Problem - Everything in the data should be repeated exactly, save for the images.

Records shown -
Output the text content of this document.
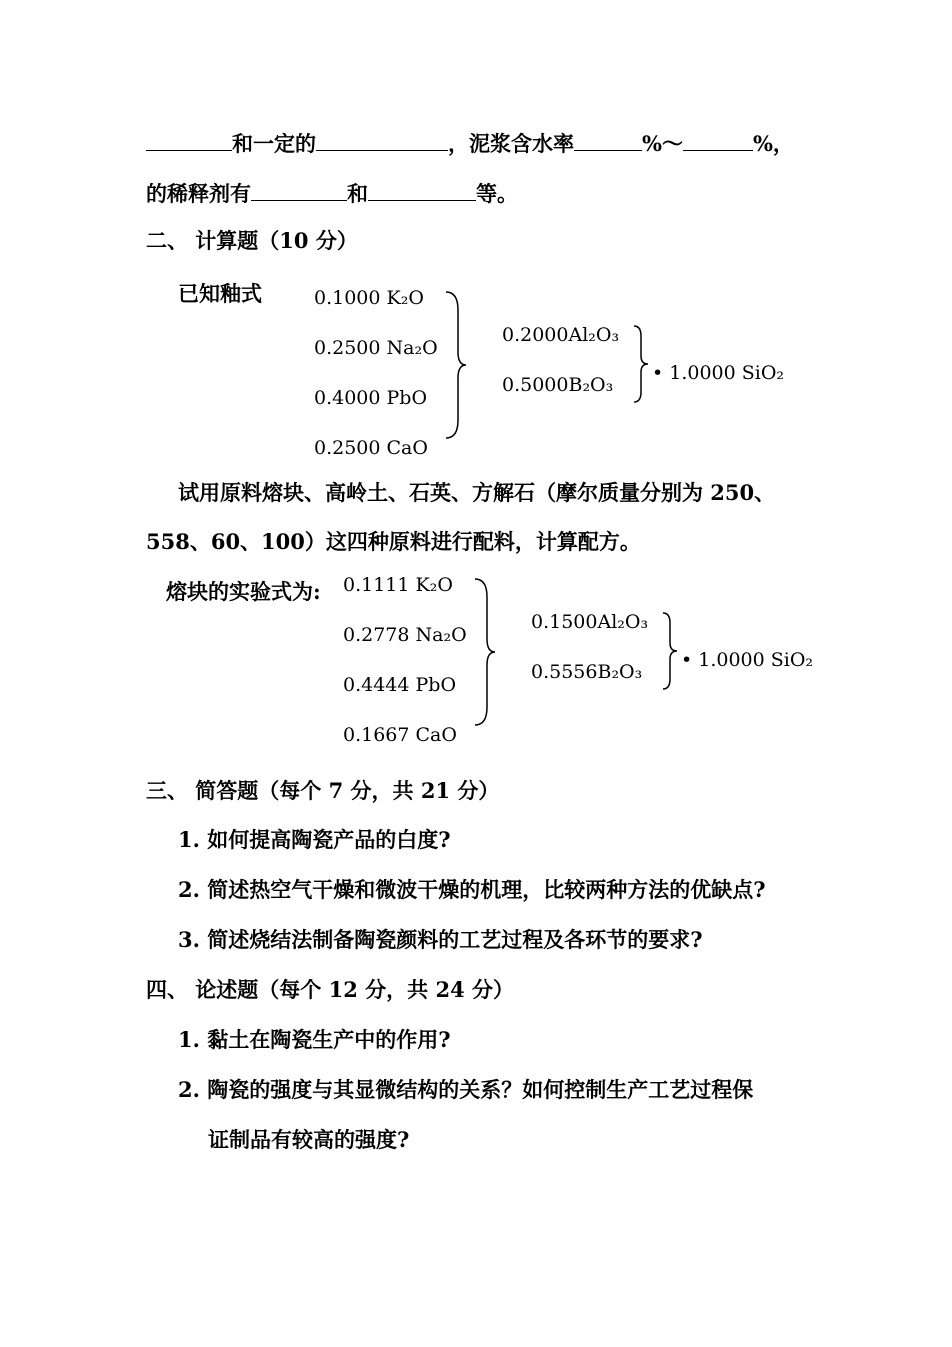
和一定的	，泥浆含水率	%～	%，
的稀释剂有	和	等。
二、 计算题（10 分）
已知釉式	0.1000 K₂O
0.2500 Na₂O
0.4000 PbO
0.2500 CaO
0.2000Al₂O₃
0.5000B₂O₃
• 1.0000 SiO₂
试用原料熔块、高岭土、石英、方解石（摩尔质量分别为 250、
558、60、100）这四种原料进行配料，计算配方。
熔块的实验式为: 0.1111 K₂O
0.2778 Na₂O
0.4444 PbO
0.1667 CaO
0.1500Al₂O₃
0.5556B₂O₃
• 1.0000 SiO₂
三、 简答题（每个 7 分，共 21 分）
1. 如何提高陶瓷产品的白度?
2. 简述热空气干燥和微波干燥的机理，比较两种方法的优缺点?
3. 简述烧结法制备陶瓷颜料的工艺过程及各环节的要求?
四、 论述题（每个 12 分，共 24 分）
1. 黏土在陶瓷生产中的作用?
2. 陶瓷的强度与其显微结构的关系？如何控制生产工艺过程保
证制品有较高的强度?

Task answer -
Output the text content of this document.
和一定的	，泥浆含水率	%～	%，
的稀释剂有	和	等。
二、 计算题（10 分）
已知釉式	0.1000 K₂O
0.2500 Na₂O
0.4000 PbO
0.2500 CaO
0.2000Al₂O₃
0.5000B₂O₃
• 1.0000 SiO₂
试用原料熔块、高岭土、石英、方解石（摩尔质量分别为 250、
558、60、100）这四种原料进行配料，计算配方。
熔块的实验式为: 0.1111 K₂O
0.2778 Na₂O
0.4444 PbO
0.1667 CaO
0.1500Al₂O₃
0.5556B₂O₃
• 1.0000 SiO₂
三、 简答题（每个 7 分，共 21 分）
1. 如何提高陶瓷产品的白度?
2. 简述热空气干燥和微波干燥的机理，比较两种方法的优缺点?
3. 简述烧结法制备陶瓷颜料的工艺过程及各环节的要求?
四、 论述题（每个 12 分，共 24 分）
1. 黏土在陶瓷生产中的作用?
2. 陶瓷的强度与其显微结构的关系？如何控制生产工艺过程保
证制品有较高的强度?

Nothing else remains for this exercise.